TEXTE AFFICHÉ:
▶
TERTRE ROTEBOEUF (François Mitjavile), Saint-Émilion grand cru - 2019
Commentaire de dégustation
Les conditions d’un millésime de caractère sont toujours quelque peu étranges. La saison fut sèche, avec de faibles réserves en eau. Puis une forte canicule en juillet, un été très chaud et sec. La vigne se trouvait en souffrance, avec de petits fruits, de couleur dense, corsés, et mûrissant difficilement. Et… nous eûmes des pluies orageuses, à l’approche des vendanges. Cela fut… fabuleux ! Le raisin, attendri par ce temps humide en fin de saison, présentait alors dans sa peau et ses pépins des saveurs gracieuses, assouplies, évoluées. Nous cherchons à comprendre, mais il est parfois difficile de dire le "pourquoi" du caractère de certains millésimes ; c’est le cas en 2019. Cette année apparait comme "expressive", de fruit mûr et profond, qui ira aisément vers les saveurs évolutives, tertiaires (ce nouveau commentaire est ajouté avant mise, en juillet 21). Un très beau millésime 2019 qui a bien sa personnalité, son charme propre. Les trois crus présentent cette expression de l’année : Tertre Roteboeuf peut être un peu plus profond, Roc de Cambes plus spectaculaire (cabernets sauvignons... ) et Domaine de Cambes particulièrement souple. (François Mitjavile)
C'est le plus abouti de la trilogie bordelaise des dernières années. La subtilité assez radieuse du 2019 évoque un fruit dense, noir, débridé, plein et riche, miroir du millésime. La bouche, bien que confite, laisse imaginer sa dynamique mais pour l’instant et par manque d’élevage, le tanin jeune reste anguleux. (RVF, millésime 2019, noté 98/100)
Le Château Tertre Roteboeuf 2019 montre joliment le style plus élégant et poli du millésime, tout en ayant ce style sexy, parfumé et complexe qui est la marque de fabrique de cette cuvée. De nombreuses notes de crème de cassis, de liqueur de kirsch, de tabac, de chocolat blanc, d'expresso et de violette émergent au nez, et cette beauté corsée possède un merveilleux sens de l'équilibre et de l'élégance, des tanins présents et une superbe finale. Ce sera un millésime relativement accessible de ce grand domaine, mais je parierais sur son évolution pendant 25 ans ou plus. (Jeb Dunnuck, millésime 2019, noté 95-97/100)
The 2019 Château Tertre Roteboeuf shows the more elegant, polished style of the vintage nicely yet still has that sexy, perfumed, complex style that's the hallmark of this cuvée. Loads of crème de cassis, kirsch liqueur, tobacco, white chocolate, espresso, and violet notes emerge on the nose, and this full-bodied beauty has a wonderful sense of balance and elegance, present tannins, and a great finish. It's going to be a relatively accessible vintage from this great estate, yet I would bet on it evolving for 25 years or more. (Jeb Dunnuck, millésime 2019, noté 95-97/100)
◀
DONNÉES FOURNIES:
▶
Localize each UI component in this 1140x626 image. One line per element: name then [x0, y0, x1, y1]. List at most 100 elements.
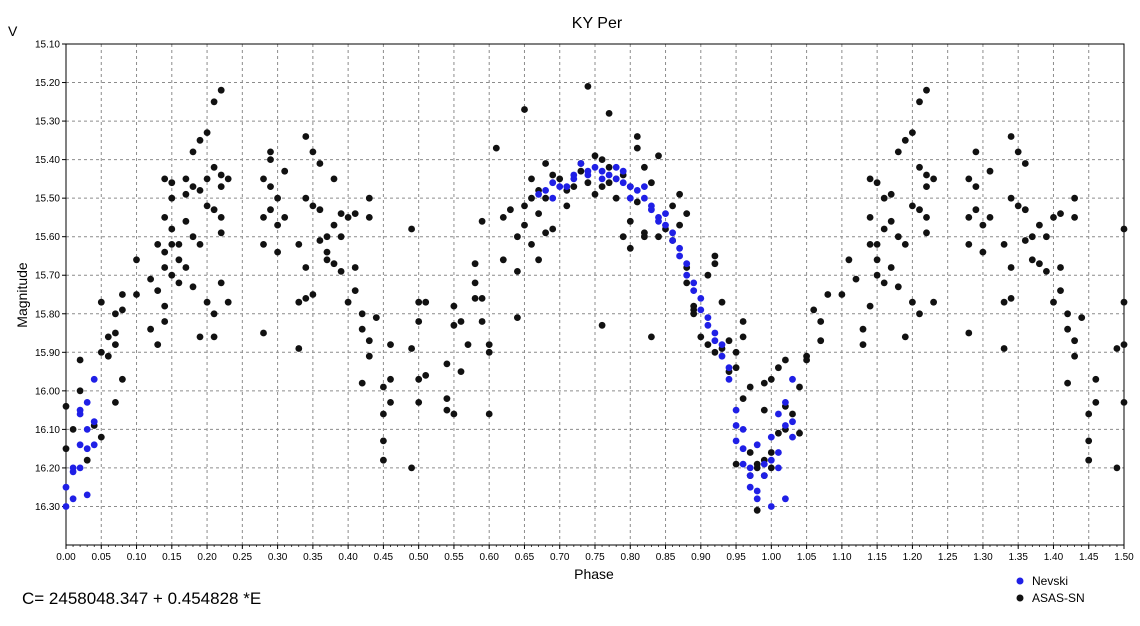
◀
ÉNONCÉ 1:
Indiquez si chacune des affirmations suivantes est conforme à la fiche de dégustation du Tertre Roteboeuf 2019, en répondant par oui ou par non et en citant les mots du texte qui tranchent. (a) D'après François Mitjavile, des pluies orageuses sont tombées à l'approche des vendanges. (b) La RVF attribue à ce vin la note de 95-97/100. (c) Jeb Dunnuck estime que le vin évoluera pendant dix ans au plus.
ÉNONCÉ 2:
Reprenez la fiche de dégustation du Tertre Roteboeuf 2019 à la suite de sa dernière phrase et prolongez-la de quelques phrases.

RÉPONSE FINALE 1:
(a) Oui : « nous eûmes des pluies orageuses, à l’approche des vendanges ».
(b) Non : « RVF, millésime 2019, noté 98/100 ».
(c) Non : « je parierais sur son évolution pendant 25 ans ou plus ».

RÉPONSE FINALE 2:
The 2019 Le Tertre Roteboeuf is a terrific success from the Mitjaville family. This amphitheatrical vineyard on the clay-limestone slopes of Saint-Laurent-des-Combes, planted with low, cordon-trained vines, has delivered a striking wine that wafts from the glass with aromas of cassis, blackberries and cherries mingled with notions of violets, cigar box, sweet spices and loamy soil. Full-bodied, layered and concentrated, with a deep core of fruit, velvety tannins and lively acids, it will richly reward a decade and more of bottle age. Interestingly, proprietor François Mitjaville contended that 2019's distribution of rainfall had tended to invert the usual stylistic distinction between Tertre Roteboeuf and Roc de Cambes, his wine from the Côtes de Bourg; yet, on the day of our tasting, geology trumped weather, because as usual the former was more sensual, the latter blockier and more structured. (Guide Parker, millésime 2019, noté 97/100)
Présentation du domaine
Spécialiste du Merlot, la famille Mitjavile s'est établie en maître sur la rive droite du vignoble bordelais et qui incarne aujourd'hui le mieux les nobles valeurs paysannes de la viticulture française. Depuis le milieu des années 1980, les Mitjavile ont révolutionné l’image des grands Saint-Émilion. François Mitjavile avait déjà un passé glorieux puisqu’il a exercé le métier de vinificateur en compagnie de Thierry Manoncourt du Château Figeac.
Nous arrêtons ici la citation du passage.